Aim of the exercise - Drop every picture, then transcribe the remaining data exactly.
===== Dataset extract =====
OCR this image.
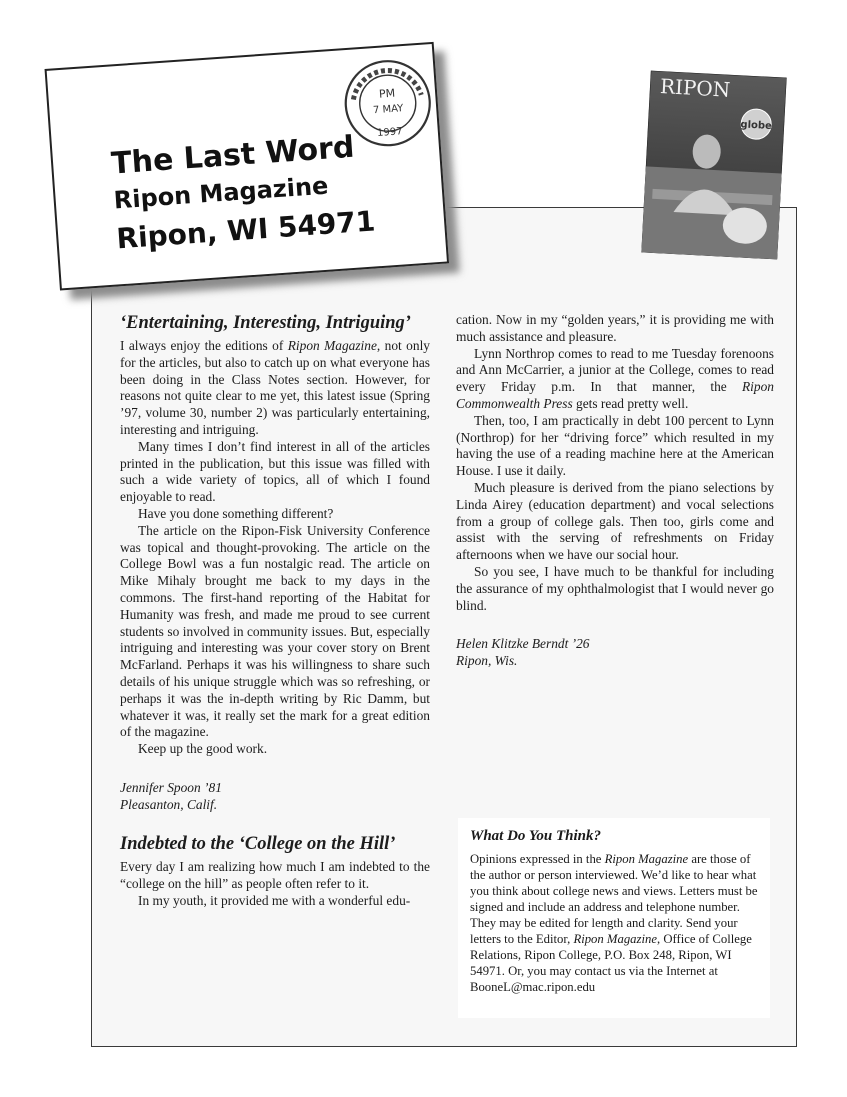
PM
7 MAY
1997
The Last Word
Ripon Magazine
Ripon, WI 54971
globe
RIPON
‘Entertaining, Interesting, Intriguing’

I always enjoy the editions of Ripon Magazine, not only for the articles, but also to catch up on what everyone has been doing in the Class Notes section. However, for reasons not quite clear to me yet, this latest issue (Spring ’97, volume 30, number 2) was particularly entertaining, interesting and intriguing.

Many times I don’t find interest in all of the articles printed in the publication, but this issue was filled with such a wide variety of topics, all of which I found enjoyable to read.

Have you done something different?

The article on the Ripon-Fisk University Conference was topical and thought-provoking. The article on the College Bowl was a fun nostalgic read. The article on Mike Mihaly brought me back to my days in the commons. The first-hand reporting of the Habitat for Humanity was fresh, and made me proud to see current students so involved in community issues. But, especially intriguing and interesting was your cover story on Brent McFarland. Perhaps it was his willingness to share such details of his unique struggle which was so refreshing, or perhaps it was the in-depth writing by Ric Damm, but whatever it was, it really set the mark for a great edition of the magazine.

Keep up the good work.

Jennifer Spoon ’81

Pleasanton, Calif.

Indebted to the ‘College on the Hill’

Every day I am realizing how much I am indebted to the “college on the hill” as people often refer to it.

In my youth, it provided me with a wonderful edu-

cation. Now in my “golden years,” it is providing me with much assistance and pleasure.

Lynn Northrop comes to read to me Tuesday forenoons and Ann McCarrier, a junior at the College, comes to read every Friday p.m. In that manner, the Ripon Commonwealth Press gets read pretty well.

Then, too, I am practically in debt 100 percent to Lynn (Northrop) for her “driving force” which resulted in my having the use of a reading machine here at the American House. I use it daily.

Much pleasure is derived from the piano selections by Linda Airey (education department) and vocal selections from a group of college gals. Then too, girls come and assist with the serving of refreshments on Friday afternoons when we have our social hour.

So you see, I have much to be thankful for including the assurance of my ophthalmologist that I would never go blind.

Helen Klitzke Berndt ’26

Ripon, Wis.

What Do You Think?

Opinions expressed in the Ripon Magazine are those of the author or person interviewed. We’d like to hear what you think about college news and views. Letters must be signed and include an address and telephone number. They may be edited for length and clarity. Send your letters to the Editor, Ripon Magazine, Office of College Relations, Ripon College, P.O. Box 248, Ripon, WI 54971. Or, you may contact us via the Internet at BooneL@mac.ripon.edu
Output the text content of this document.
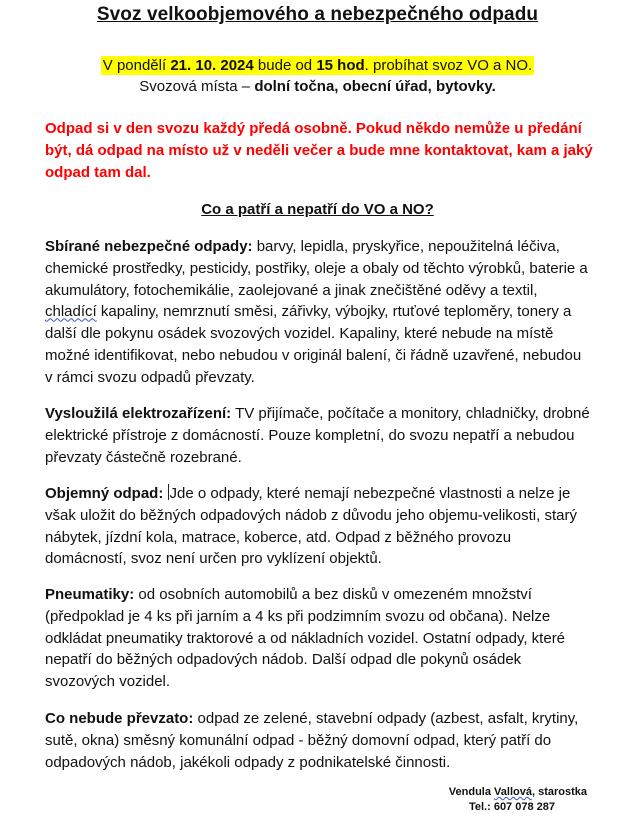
Svoz velkoobjemového a nebezpečného odpadu
V pondělí 21. 10. 2024 bude od 15 hod. probíhat svoz VO a NO.
Svozová místa – dolní točna, obecní úřad, bytovky.
Odpad si v den svozu každý předá osobně. Pokud někdo nemůže u předání být, dá odpad na místo už v neděli večer a bude mne kontaktovat, kam a jaký odpad tam dal.
Co a patří a nepatří do VO a NO?
Sbírané nebezpečné odpady: barvy, lepidla, pryskyřice, nepoužitelná léčiva, chemické prostředky, pesticidy, postřiky, oleje a obaly od těchto výrobků, baterie a akumulátory, fotochemikálie, zaolejované a jinak znečištěné oděvy a textil, chladící kapaliny, nemrznutí směsi, zářivky, výbojky, rtuťové teploměry, tonery a další dle pokynu osádek svozových vozidel. Kapaliny, které nebude na místě možné identifikovat, nebo nebudou v originál balení, či řádně uzavřené, nebudou v rámci svozu odpadů převzaty.
Vysloužilá elektrozařízení: TV přijímače, počítače a monitory, chladničky, drobné elektrické přístroje z domácností. Pouze kompletní, do svozu nepatří a nebudou převzaty částečně rozebrané.
Objemný odpad: Jde o odpady, které nemají nebezpečné vlastnosti a nelze je však uložit do běžných odpadových nádob z důvodu jeho objemu-velikosti, starý nábytek, jízdní kola, matrace, koberce, atd. Odpad z běžného provozu domácností, svoz není určen pro vyklízení objektů.
Pneumatiky: od osobních automobilů a bez disků v omezeném množství (předpoklad je 4 ks při jarním a 4 ks při podzimním svozu od občana). Nelze odkládat pneumatiky traktorové a od nákladních vozidel. Ostatní odpady, které nepatří do běžných odpadových nádob. Další odpad dle pokynů osádek svozových vozidel.
Co nebude převzato: odpad ze zelené, stavební odpady (azbest, asfalt, krytiny, sutě, okna) směsný komunální odpad - běžný domovní odpad, který patří do odpadových nádob, jakékoli odpady z podnikatelské činnosti.
Vendula Vallová, starostka
Tel.: 607 078 287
=====
Answer for this exercise -
OCR this image.
PM
7 MAY
1997
The Last Word
Ripon Magazine
Ripon, WI 54971
globe
RIPON
‘Entertaining, Interesting, Intriguing’

I always enjoy the editions of Ripon Magazine, not only for the articles, but also to catch up on what everyone has been doing in the Class Notes section. However, for reasons not quite clear to me yet, this latest issue (Spring ’97, volume 30, number 2) was particularly entertaining, interesting and intriguing.

Many times I don’t find interest in all of the articles printed in the publication, but this issue was filled with such a wide variety of topics, all of which I found enjoyable to read.

Have you done something different?

The article on the Ripon-Fisk University Conference was topical and thought-provoking. The article on the College Bowl was a fun nostalgic read. The article on Mike Mihaly brought me back to my days in the commons. The first-hand reporting of the Habitat for Humanity was fresh, and made me proud to see current students so involved in community issues. But, especially intriguing and interesting was your cover story on Brent McFarland. Perhaps it was his willingness to share such details of his unique struggle which was so refreshing, or perhaps it was the in-depth writing by Ric Damm, but whatever it was, it really set the mark for a great edition of the magazine.

Keep up the good work.

Jennifer Spoon ’81

Pleasanton, Calif.

Indebted to the ‘College on the Hill’

Every day I am realizing how much I am indebted to the “college on the hill” as people often refer to it.

In my youth, it provided me with a wonderful edu-

cation. Now in my “golden years,” it is providing me with much assistance and pleasure.

Lynn Northrop comes to read to me Tuesday forenoons and Ann McCarrier, a junior at the College, comes to read every Friday p.m. In that manner, the Ripon Commonwealth Press gets read pretty well.

Then, too, I am practically in debt 100 percent to Lynn (Northrop) for her “driving force” which resulted in my having the use of a reading machine here at the American House. I use it daily.

Much pleasure is derived from the piano selections by Linda Airey (education department) and vocal selections from a group of college gals. Then too, girls come and assist with the serving of refreshments on Friday afternoons when we have our social hour.

So you see, I have much to be thankful for including the assurance of my ophthalmologist that I would never go blind.

Helen Klitzke Berndt ’26

Ripon, Wis.

What Do You Think?

Opinions expressed in the Ripon Magazine are those of the author or person interviewed. We’d like to hear what you think about college news and views. Letters must be signed and include an address and telephone number. They may be edited for length and clarity. Send your letters to the Editor, Ripon Magazine, Office of College Relations, Ripon College, P.O. Box 248, Ripon, WI 54971. Or, you may contact us via the Internet at BooneL@mac.ripon.edu
Output the text content of this document.
Svoz velkoobjemového a nebezpečného odpadu
V pondělí 21. 10. 2024 bude od 15 hod. probíhat svoz VO a NO.
Svozová místa – dolní točna, obecní úřad, bytovky.
Odpad si v den svozu každý předá osobně. Pokud někdo nemůže u předání být, dá odpad na místo už v neděli večer a bude mne kontaktovat, kam a jaký odpad tam dal.
Co a patří a nepatří do VO a NO?
Sbírané nebezpečné odpady: barvy, lepidla, pryskyřice, nepoužitelná léčiva, chemické prostředky, pesticidy, postřiky, oleje a obaly od těchto výrobků, baterie a akumulátory, fotochemikálie, zaolejované a jinak znečištěné oděvy a textil, chladící kapaliny, nemrznutí směsi, zářivky, výbojky, rtuťové teploměry, tonery a další dle pokynu osádek svozových vozidel. Kapaliny, které nebude na místě možné identifikovat, nebo nebudou v originál balení, či řádně uzavřené, nebudou v rámci svozu odpadů převzaty.
Vysloužilá elektrozařízení: TV přijímače, počítače a monitory, chladničky, drobné elektrické přístroje z domácností. Pouze kompletní, do svozu nepatří a nebudou převzaty částečně rozebrané.
Objemný odpad: Jde o odpady, které nemají nebezpečné vlastnosti a nelze je však uložit do běžných odpadových nádob z důvodu jeho objemu-velikosti, starý nábytek, jízdní kola, matrace, koberce, atd. Odpad z běžného provozu domácností, svoz není určen pro vyklízení objektů.
Pneumatiky: od osobních automobilů a bez disků v omezeném množství (předpoklad je 4 ks při jarním a 4 ks při podzimním svozu od občana). Nelze odkládat pneumatiky traktorové a od nákladních vozidel. Ostatní odpady, které nepatří do běžných odpadových nádob. Další odpad dle pokynů osádek svozových vozidel.
Co nebude převzato: odpad ze zelené, stavební odpady (azbest, asfalt, krytiny, sutě, okna) směsný komunální odpad - běžný domovní odpad, který patří do odpadových nádob, jakékoli odpady z podnikatelské činnosti.
Vendula Vallová, starostka
Tel.: 607 078 287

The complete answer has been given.